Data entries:
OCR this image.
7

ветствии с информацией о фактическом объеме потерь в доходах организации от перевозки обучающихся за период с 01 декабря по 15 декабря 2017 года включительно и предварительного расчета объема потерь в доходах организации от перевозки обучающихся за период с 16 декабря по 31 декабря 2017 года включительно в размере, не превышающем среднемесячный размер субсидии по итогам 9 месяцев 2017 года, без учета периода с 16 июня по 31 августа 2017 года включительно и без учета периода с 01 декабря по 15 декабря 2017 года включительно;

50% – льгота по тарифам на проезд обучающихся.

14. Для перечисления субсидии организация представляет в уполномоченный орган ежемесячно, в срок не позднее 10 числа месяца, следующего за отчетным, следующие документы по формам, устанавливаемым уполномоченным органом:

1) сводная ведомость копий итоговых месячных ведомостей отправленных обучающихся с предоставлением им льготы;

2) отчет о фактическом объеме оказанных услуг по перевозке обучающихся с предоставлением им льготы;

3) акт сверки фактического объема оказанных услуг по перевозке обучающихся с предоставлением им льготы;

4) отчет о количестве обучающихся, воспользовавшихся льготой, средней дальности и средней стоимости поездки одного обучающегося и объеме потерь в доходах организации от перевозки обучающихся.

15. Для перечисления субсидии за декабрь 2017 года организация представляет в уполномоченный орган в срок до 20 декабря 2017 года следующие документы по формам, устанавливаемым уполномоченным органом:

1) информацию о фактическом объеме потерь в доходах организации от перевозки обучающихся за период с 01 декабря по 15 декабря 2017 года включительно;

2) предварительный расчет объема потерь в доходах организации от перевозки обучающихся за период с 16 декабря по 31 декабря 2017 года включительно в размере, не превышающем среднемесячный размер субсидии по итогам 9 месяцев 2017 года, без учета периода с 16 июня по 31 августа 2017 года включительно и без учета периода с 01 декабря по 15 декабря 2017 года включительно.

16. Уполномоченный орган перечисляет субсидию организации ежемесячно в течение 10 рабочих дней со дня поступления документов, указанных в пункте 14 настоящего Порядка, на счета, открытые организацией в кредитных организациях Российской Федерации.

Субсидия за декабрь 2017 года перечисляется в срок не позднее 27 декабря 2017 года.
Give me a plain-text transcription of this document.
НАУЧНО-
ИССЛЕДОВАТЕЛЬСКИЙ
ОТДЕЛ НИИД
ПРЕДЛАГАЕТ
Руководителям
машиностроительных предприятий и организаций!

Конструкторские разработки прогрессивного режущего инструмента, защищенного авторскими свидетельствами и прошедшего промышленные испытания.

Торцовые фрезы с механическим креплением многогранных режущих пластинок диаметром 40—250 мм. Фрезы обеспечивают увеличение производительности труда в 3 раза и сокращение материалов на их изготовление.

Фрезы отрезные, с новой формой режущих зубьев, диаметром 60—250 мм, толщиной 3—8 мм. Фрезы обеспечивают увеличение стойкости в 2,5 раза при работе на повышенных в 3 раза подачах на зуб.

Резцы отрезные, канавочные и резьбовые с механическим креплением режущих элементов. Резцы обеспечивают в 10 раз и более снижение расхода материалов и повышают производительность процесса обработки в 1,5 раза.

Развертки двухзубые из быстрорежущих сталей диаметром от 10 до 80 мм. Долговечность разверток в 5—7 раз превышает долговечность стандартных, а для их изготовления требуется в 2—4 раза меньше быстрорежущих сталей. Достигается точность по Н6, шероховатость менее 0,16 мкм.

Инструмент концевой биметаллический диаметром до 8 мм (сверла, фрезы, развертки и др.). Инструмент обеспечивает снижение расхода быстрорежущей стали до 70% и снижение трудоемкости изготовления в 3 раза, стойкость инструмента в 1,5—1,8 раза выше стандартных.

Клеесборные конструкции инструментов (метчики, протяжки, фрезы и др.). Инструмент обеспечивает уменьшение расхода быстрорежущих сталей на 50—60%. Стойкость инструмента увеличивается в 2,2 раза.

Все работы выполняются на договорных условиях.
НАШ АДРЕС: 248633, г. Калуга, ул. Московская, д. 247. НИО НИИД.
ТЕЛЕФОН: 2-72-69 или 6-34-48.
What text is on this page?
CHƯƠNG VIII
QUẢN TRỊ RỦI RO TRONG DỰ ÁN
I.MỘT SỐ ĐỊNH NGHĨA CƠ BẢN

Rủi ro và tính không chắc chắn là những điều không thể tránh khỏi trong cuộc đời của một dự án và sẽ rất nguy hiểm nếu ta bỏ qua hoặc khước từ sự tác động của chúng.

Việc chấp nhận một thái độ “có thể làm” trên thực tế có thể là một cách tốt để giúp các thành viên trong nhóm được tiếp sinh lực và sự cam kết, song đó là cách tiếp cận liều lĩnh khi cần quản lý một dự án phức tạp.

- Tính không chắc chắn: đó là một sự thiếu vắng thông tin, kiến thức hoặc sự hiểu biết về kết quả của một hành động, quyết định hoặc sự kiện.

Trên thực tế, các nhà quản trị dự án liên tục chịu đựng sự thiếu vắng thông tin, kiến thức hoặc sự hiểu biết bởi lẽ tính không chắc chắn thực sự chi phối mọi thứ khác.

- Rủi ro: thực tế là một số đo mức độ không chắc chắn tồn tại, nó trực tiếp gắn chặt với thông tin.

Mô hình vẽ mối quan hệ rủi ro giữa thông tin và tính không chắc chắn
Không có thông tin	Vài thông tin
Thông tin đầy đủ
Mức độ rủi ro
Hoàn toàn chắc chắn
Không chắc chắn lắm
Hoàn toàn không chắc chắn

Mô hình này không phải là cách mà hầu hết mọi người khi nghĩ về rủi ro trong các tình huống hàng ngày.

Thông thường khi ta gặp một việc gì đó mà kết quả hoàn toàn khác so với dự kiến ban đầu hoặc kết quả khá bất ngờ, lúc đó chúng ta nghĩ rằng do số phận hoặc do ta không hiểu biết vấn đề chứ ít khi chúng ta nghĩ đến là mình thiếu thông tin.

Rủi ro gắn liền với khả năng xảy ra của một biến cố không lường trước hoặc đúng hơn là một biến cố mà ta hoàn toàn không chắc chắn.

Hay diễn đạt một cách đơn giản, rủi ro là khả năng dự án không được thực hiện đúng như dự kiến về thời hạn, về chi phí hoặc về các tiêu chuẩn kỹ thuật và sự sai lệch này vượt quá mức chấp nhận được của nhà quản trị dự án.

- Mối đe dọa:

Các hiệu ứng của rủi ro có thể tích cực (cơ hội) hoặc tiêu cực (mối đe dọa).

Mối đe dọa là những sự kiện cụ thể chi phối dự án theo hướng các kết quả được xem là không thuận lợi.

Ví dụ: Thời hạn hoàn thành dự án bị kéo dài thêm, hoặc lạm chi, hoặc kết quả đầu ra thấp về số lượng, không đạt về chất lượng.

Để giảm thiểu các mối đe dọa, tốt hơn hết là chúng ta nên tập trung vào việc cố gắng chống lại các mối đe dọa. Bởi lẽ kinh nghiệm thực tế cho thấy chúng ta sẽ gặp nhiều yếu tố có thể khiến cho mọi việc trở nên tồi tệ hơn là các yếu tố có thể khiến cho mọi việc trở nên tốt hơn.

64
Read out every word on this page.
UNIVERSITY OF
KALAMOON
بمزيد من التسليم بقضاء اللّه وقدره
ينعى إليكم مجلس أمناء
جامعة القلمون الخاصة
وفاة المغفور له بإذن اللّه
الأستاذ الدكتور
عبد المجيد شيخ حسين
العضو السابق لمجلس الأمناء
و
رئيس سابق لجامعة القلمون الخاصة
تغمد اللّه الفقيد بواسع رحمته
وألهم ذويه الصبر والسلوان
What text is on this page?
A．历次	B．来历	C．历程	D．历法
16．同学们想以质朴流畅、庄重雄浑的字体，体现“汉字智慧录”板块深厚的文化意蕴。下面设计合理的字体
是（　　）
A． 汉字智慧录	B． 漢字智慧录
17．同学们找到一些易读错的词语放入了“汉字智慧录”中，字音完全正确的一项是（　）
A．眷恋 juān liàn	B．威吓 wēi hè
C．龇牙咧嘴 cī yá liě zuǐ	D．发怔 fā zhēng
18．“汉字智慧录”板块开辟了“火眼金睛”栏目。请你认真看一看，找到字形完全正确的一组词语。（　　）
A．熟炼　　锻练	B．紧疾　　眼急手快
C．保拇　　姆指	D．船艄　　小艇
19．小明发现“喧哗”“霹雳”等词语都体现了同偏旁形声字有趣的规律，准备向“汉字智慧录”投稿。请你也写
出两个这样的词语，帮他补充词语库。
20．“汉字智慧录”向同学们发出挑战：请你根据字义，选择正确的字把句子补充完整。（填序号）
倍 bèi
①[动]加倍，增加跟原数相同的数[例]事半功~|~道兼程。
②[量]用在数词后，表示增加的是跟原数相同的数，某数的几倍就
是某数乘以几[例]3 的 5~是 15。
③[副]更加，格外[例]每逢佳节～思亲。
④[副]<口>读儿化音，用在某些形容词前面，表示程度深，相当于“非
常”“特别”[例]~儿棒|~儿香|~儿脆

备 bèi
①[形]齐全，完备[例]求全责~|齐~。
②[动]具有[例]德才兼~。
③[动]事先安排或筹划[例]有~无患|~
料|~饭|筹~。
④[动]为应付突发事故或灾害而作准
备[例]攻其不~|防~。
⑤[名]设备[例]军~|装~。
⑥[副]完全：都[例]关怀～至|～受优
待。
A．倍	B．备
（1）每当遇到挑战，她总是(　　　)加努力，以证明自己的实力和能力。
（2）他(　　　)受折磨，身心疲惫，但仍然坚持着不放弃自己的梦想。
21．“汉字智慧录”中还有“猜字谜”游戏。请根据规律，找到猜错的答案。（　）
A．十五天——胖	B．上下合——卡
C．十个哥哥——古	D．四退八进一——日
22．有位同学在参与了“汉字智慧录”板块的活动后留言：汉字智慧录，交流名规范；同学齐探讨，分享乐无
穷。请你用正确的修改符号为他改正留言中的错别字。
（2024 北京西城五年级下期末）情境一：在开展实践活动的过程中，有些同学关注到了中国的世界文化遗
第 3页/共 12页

(Short task): Your answer should be a single number: the count of lines containing the word "оказанных".

(Result): 2